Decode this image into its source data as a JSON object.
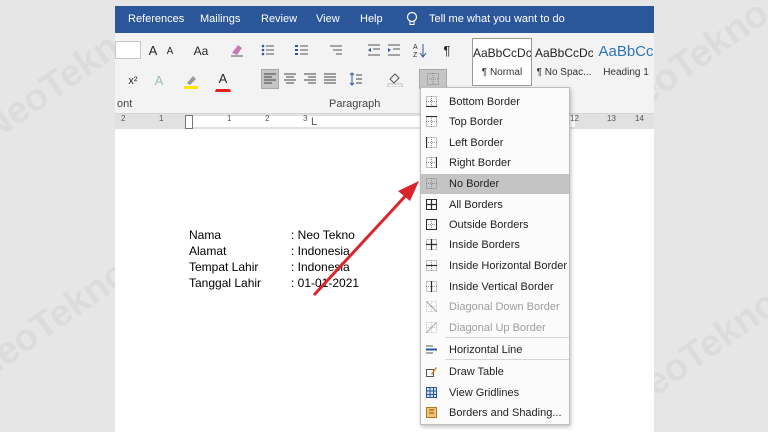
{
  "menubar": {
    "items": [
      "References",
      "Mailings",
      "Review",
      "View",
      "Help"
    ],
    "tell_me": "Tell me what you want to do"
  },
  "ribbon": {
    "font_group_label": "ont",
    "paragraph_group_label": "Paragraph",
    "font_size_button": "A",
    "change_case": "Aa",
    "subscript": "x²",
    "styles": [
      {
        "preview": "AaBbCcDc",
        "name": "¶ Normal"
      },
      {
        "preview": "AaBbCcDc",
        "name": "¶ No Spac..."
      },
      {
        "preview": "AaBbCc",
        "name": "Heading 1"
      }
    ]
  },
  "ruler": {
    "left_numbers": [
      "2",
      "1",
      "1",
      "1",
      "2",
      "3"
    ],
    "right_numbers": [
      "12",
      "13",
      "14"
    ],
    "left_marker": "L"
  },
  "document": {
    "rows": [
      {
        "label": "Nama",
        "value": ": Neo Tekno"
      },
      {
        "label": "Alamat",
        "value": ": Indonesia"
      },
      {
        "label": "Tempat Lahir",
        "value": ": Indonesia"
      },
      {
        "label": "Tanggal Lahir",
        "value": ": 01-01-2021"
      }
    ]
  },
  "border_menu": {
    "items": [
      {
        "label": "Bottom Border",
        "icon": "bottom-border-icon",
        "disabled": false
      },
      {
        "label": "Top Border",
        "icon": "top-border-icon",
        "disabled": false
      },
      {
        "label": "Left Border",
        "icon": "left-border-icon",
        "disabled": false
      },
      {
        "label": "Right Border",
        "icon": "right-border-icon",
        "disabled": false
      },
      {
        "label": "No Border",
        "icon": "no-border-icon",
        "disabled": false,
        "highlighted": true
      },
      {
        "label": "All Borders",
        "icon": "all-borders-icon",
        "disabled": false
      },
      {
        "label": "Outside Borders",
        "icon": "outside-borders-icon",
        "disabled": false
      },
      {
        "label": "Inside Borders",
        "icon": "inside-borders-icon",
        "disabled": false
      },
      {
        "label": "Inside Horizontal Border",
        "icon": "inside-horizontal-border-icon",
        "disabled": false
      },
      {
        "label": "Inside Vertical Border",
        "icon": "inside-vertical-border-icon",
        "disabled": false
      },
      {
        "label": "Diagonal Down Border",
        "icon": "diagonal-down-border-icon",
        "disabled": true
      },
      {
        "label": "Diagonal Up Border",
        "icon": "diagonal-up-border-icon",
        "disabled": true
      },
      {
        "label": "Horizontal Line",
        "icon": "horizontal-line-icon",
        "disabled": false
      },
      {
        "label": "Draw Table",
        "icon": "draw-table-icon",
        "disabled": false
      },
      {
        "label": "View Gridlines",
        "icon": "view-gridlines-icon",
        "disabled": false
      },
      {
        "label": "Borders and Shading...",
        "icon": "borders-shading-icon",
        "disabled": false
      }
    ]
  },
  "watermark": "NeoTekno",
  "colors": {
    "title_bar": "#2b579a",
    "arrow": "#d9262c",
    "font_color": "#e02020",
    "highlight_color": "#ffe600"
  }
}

-.-.-

### TASK PROMPT
Reproduce the full material exactly, excluding the pictures.

### COMPLETED EXERCISE
Decode this image into its source data as a JSON object.
{
  "menubar": {
    "items": [
      "References",
      "Mailings",
      "Review",
      "View",
      "Help"
    ],
    "tell_me": "Tell me what you want to do"
  },
  "ribbon": {
    "font_group_label": "ont",
    "paragraph_group_label": "Paragraph",
    "font_size_button": "A",
    "change_case": "Aa",
    "subscript": "x²",
    "styles": [
      {
        "preview": "AaBbCcDc",
        "name": "¶ Normal"
      },
      {
        "preview": "AaBbCcDc",
        "name": "¶ No Spac..."
      },
      {
        "preview": "AaBbCc",
        "name": "Heading 1"
      }
    ]
  },
  "ruler": {
    "left_numbers": [
      "2",
      "1",
      "1",
      "1",
      "2",
      "3"
    ],
    "right_numbers": [
      "12",
      "13",
      "14"
    ],
    "left_marker": "L"
  },
  "document": {
    "rows": [
      {
        "label": "Nama",
        "value": ": Neo Tekno"
      },
      {
        "label": "Alamat",
        "value": ": Indonesia"
      },
      {
        "label": "Tempat Lahir",
        "value": ": Indonesia"
      },
      {
        "label": "Tanggal Lahir",
        "value": ": 01-01-2021"
      }
    ]
  },
  "border_menu": {
    "items": [
      {
        "label": "Bottom Border",
        "icon": "bottom-border-icon",
        "disabled": false
      },
      {
        "label": "Top Border",
        "icon": "top-border-icon",
        "disabled": false
      },
      {
        "label": "Left Border",
        "icon": "left-border-icon",
        "disabled": false
      },
      {
        "label": "Right Border",
        "icon": "right-border-icon",
        "disabled": false
      },
      {
        "label": "No Border",
        "icon": "no-border-icon",
        "disabled": false,
        "highlighted": true
      },
      {
        "label": "All Borders",
        "icon": "all-borders-icon",
        "disabled": false
      },
      {
        "label": "Outside Borders",
        "icon": "outside-borders-icon",
        "disabled": false
      },
      {
        "label": "Inside Borders",
        "icon": "inside-borders-icon",
        "disabled": false
      },
      {
        "label": "Inside Horizontal Border",
        "icon": "inside-horizontal-border-icon",
        "disabled": false
      },
      {
        "label": "Inside Vertical Border",
        "icon": "inside-vertical-border-icon",
        "disabled": false
      },
      {
        "label": "Diagonal Down Border",
        "icon": "diagonal-down-border-icon",
        "disabled": true
      },
      {
        "label": "Diagonal Up Border",
        "icon": "diagonal-up-border-icon",
        "disabled": true
      },
      {
        "label": "Horizontal Line",
        "icon": "horizontal-line-icon",
        "disabled": false
      },
      {
        "label": "Draw Table",
        "icon": "draw-table-icon",
        "disabled": false
      },
      {
        "label": "View Gridlines",
        "icon": "view-gridlines-icon",
        "disabled": false
      },
      {
        "label": "Borders and Shading...",
        "icon": "borders-shading-icon",
        "disabled": false
      }
    ]
  },
  "watermark": "NeoTekno",
  "colors": {
    "title_bar": "#2b579a",
    "arrow": "#d9262c",
    "font_color": "#e02020",
    "highlight_color": "#ffe600"
  }
}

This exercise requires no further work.